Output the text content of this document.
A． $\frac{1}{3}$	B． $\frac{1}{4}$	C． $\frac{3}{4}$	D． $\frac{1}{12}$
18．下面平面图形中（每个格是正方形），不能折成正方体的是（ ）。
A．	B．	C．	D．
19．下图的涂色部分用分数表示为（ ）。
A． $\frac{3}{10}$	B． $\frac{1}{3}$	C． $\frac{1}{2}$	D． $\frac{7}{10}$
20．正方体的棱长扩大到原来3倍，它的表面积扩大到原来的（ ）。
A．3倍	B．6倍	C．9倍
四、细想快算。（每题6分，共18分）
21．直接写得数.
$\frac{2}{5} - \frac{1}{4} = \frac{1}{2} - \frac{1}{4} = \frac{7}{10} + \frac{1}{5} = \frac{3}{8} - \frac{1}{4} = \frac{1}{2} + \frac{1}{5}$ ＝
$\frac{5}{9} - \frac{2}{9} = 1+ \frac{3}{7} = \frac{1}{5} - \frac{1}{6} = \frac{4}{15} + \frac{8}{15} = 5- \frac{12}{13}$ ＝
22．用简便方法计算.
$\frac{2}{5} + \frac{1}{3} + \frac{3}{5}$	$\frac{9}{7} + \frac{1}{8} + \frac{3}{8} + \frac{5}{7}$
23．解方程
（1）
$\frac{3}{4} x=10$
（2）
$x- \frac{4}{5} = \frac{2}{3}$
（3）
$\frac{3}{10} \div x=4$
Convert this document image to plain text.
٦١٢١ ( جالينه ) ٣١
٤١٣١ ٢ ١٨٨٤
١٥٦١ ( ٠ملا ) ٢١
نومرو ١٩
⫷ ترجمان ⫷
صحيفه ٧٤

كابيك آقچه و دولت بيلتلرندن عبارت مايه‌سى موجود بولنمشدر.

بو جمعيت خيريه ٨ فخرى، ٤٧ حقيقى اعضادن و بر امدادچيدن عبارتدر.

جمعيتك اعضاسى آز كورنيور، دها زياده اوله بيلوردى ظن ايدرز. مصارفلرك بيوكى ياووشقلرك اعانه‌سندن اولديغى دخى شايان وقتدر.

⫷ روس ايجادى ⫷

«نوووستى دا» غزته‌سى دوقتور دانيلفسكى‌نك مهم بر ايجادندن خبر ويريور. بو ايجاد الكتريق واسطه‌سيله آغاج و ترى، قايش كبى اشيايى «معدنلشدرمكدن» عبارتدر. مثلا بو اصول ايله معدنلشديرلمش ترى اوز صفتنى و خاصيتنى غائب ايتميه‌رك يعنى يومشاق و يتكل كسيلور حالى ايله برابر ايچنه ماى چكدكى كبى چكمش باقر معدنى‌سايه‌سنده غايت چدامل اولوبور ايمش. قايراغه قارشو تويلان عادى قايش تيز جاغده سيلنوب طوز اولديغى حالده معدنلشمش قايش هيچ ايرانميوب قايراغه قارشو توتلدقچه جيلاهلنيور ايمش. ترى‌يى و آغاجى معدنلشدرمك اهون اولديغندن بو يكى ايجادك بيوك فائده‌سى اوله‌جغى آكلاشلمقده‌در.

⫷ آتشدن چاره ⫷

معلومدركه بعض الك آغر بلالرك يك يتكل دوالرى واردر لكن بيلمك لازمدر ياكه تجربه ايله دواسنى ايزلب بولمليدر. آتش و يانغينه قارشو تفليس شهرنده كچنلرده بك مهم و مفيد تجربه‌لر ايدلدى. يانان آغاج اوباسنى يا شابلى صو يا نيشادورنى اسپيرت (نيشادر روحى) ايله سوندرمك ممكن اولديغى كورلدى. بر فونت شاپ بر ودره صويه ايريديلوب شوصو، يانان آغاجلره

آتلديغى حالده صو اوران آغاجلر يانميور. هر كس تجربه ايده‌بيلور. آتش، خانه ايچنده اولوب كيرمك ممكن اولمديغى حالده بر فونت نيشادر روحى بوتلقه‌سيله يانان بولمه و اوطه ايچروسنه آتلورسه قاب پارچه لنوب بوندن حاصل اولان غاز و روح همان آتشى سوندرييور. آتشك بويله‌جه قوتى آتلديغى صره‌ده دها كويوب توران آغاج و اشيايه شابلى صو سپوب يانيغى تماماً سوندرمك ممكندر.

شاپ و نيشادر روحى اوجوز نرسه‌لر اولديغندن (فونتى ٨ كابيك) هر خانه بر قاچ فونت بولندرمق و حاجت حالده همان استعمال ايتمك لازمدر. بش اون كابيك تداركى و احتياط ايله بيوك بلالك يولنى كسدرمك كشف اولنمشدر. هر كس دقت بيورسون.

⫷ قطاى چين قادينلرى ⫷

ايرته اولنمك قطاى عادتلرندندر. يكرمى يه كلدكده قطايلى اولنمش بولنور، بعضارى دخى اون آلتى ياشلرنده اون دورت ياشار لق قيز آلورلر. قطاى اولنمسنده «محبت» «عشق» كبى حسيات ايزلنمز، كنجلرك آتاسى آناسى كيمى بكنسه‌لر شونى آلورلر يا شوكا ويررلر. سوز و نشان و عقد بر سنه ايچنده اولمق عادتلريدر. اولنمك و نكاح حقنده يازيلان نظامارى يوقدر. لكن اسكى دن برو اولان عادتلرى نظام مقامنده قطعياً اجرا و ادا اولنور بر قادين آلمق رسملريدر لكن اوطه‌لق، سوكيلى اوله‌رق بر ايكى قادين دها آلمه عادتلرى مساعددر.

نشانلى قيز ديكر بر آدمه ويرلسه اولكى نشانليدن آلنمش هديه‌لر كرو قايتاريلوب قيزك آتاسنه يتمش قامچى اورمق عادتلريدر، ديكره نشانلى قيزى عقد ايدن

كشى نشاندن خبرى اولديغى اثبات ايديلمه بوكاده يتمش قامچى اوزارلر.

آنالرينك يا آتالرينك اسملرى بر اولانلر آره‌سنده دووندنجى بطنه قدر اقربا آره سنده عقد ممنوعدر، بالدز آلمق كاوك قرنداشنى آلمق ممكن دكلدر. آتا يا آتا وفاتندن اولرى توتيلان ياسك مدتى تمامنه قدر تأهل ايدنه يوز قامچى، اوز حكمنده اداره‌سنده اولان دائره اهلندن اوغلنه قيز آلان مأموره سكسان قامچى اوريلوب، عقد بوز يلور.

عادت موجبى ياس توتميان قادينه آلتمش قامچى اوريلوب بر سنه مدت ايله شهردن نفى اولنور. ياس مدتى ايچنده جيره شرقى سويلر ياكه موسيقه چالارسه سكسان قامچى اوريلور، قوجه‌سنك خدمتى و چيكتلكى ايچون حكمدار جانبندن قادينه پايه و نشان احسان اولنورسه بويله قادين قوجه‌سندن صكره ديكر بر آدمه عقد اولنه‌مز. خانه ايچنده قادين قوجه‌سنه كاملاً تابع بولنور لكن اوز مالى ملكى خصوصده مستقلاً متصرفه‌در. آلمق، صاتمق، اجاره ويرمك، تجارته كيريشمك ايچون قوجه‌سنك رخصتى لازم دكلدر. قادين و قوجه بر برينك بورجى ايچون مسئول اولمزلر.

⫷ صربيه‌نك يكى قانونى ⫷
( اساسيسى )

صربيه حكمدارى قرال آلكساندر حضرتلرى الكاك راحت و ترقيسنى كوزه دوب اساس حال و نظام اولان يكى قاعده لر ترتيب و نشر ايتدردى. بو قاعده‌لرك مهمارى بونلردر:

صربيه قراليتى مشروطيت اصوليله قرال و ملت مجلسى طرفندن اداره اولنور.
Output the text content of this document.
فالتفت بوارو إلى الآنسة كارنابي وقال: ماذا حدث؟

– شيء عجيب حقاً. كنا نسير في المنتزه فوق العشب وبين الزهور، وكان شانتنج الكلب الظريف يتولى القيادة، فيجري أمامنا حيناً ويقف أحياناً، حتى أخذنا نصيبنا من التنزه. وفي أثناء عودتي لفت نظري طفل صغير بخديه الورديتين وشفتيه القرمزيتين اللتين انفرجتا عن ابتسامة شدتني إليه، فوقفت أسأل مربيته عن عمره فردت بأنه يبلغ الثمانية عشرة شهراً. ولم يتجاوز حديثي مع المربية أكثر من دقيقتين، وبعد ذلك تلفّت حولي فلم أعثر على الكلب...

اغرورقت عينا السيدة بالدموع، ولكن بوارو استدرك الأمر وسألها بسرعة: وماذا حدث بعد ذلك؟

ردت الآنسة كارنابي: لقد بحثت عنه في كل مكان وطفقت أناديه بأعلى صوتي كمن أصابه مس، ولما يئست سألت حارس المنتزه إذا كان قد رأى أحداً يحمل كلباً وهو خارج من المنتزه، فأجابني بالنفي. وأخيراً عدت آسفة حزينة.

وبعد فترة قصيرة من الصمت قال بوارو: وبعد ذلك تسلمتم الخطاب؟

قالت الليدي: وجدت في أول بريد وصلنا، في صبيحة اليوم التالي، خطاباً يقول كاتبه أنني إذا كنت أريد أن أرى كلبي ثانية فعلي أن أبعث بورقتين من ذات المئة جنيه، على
━━━━
* WHAT IS EXPECTED:
Filter the records above for lines containing the word "يتكل", and copy those lines.

* EXERCISE RESPONSE:
«نوووستى دا» غزته‌سى دوقتور دانيلفسكى‌نك مهم بر ايجادندن خبر ويريور. بو ايجاد الكتريق واسطه‌سيله آغاج و ترى، قايش كبى اشيايى «معدنلشدرمكدن» عبارتدر. مثلا بو اصول ايله معدنلشديرلمش ترى اوز صفتنى و خاصيتنى غائب ايتميه‌رك يعنى يومشاق و يتكل كسيلور حالى ايله برابر ايچنه ماى چكدكى كبى چكمش باقر معدنى‌سايه‌سنده غايت چدامل اولوبور ايمش. قايراغه قارشو تويلان عادى قايش تيز جاغده سيلنوب طوز اولديغى حالده معدنلشمش قايش هيچ ايرانميوب قايراغه قارشو توتلدقچه جيلاهلنيور ايمش. ترى‌يى و آغاجى معدنلشدرمك اهون اولديغندن بو يكى ايجادك بيوك فائده‌سى اوله‌جغى آكلاشلمقده‌در.
معلومدركه بعض الك آغر بلالرك يك يتكل دوالرى واردر لكن بيلمك لازمدر ياكه تجربه ايله دواسنى ايزلب بولمليدر. آتش و يانغينه قارشو تفليس شهرنده كچنلرده بك مهم و مفيد تجربه‌لر ايدلدى. يانان آغاج اوباسنى يا شابلى صو يا نيشادورنى اسپيرت (نيشادر روحى) ايله سوندرمك ممكن اولديغى كورلدى. بر فونت شاپ بر ودره صويه ايريديلوب شوصو، يانان آغاجلره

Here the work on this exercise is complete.